DATASET ENTRIES -
━━━━━━━━━━

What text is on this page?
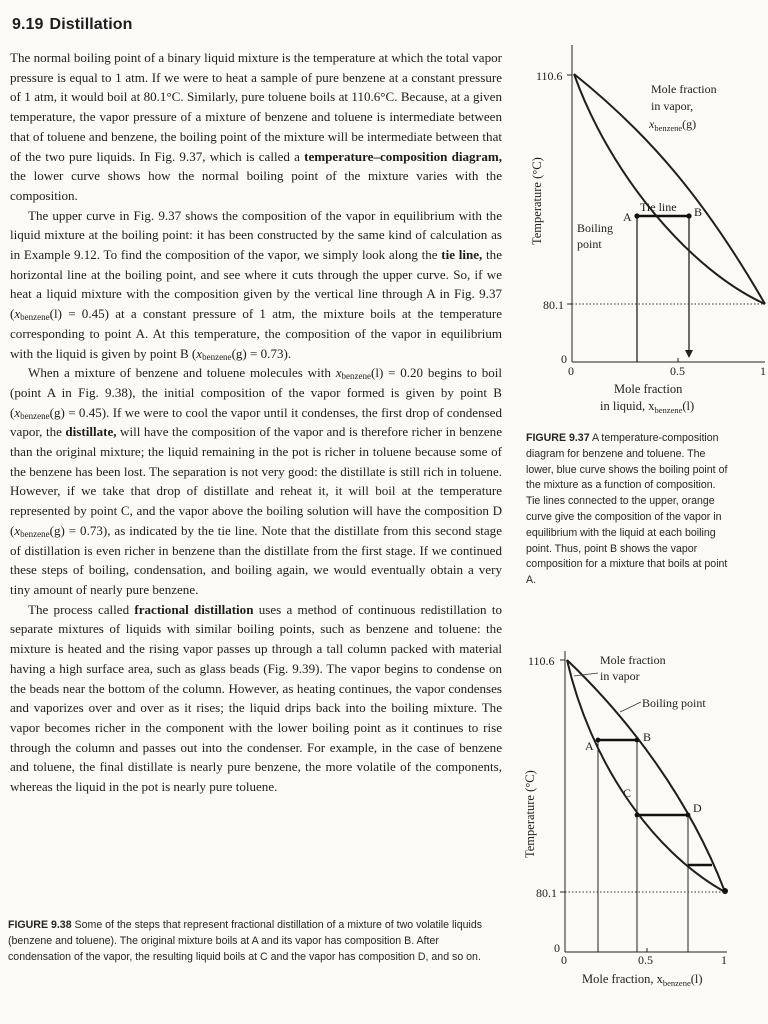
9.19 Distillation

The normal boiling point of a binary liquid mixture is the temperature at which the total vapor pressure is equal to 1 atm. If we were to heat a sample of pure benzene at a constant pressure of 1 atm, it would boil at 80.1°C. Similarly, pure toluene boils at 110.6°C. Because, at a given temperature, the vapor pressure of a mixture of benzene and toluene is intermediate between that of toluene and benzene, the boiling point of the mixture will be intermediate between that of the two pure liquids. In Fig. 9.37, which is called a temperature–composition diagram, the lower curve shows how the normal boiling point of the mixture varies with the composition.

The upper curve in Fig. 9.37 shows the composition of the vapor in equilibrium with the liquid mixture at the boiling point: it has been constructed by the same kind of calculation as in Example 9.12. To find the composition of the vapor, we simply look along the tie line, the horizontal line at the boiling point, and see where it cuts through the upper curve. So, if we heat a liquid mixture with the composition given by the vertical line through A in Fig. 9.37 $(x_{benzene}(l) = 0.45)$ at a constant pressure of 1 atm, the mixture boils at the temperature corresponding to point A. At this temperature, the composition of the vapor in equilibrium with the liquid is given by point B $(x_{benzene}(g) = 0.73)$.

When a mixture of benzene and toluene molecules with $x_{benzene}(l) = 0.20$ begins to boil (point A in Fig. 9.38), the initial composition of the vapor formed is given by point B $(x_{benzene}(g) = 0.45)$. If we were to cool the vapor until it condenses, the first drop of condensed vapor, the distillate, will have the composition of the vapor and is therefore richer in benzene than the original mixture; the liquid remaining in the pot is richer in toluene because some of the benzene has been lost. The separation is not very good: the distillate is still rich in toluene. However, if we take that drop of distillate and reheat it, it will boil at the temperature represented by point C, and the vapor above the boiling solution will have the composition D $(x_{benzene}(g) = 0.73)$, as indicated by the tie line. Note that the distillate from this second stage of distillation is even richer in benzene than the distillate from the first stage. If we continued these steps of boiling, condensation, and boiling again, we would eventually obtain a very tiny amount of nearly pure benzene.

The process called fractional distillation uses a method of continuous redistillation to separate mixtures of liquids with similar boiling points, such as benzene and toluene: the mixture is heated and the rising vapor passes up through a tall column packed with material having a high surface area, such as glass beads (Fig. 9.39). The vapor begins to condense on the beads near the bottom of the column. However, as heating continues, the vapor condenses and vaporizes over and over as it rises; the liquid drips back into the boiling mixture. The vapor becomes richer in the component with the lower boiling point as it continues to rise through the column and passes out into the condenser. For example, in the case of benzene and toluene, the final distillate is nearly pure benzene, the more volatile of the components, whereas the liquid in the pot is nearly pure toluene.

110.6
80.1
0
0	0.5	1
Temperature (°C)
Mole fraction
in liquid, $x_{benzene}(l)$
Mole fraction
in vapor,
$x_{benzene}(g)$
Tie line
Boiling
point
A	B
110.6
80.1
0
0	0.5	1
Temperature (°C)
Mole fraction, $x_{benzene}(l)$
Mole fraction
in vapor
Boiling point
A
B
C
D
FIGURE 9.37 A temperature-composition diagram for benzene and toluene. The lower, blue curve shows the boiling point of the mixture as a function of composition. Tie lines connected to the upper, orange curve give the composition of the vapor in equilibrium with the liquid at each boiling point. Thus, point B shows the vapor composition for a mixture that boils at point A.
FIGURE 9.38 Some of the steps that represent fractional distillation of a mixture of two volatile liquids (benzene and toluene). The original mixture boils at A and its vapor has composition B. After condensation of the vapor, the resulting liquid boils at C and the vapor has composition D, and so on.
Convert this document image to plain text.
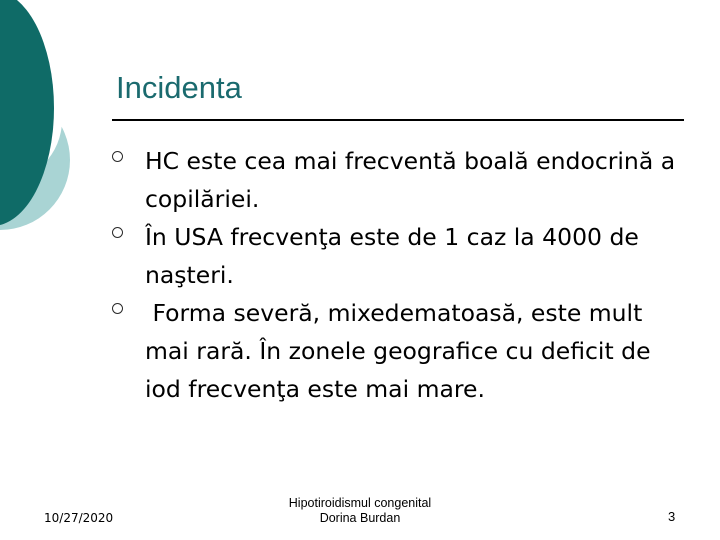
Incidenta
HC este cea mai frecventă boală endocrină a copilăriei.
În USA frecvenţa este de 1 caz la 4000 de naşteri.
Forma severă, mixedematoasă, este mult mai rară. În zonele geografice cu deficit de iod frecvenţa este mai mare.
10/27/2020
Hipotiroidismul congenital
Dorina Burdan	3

━━━━━━━━━━

CHALLENGE -
Gather, from the listing above, every line carrying the word "frecvenţa".

SOLUTION TO THIS PROBLEM -
În USA frecvenţa este de 1 caz la 4000 de naşteri.
Forma severă, mixedematoasă, este mult mai rară. În zonele geografice cu deficit de iod frecvenţa este mai mare.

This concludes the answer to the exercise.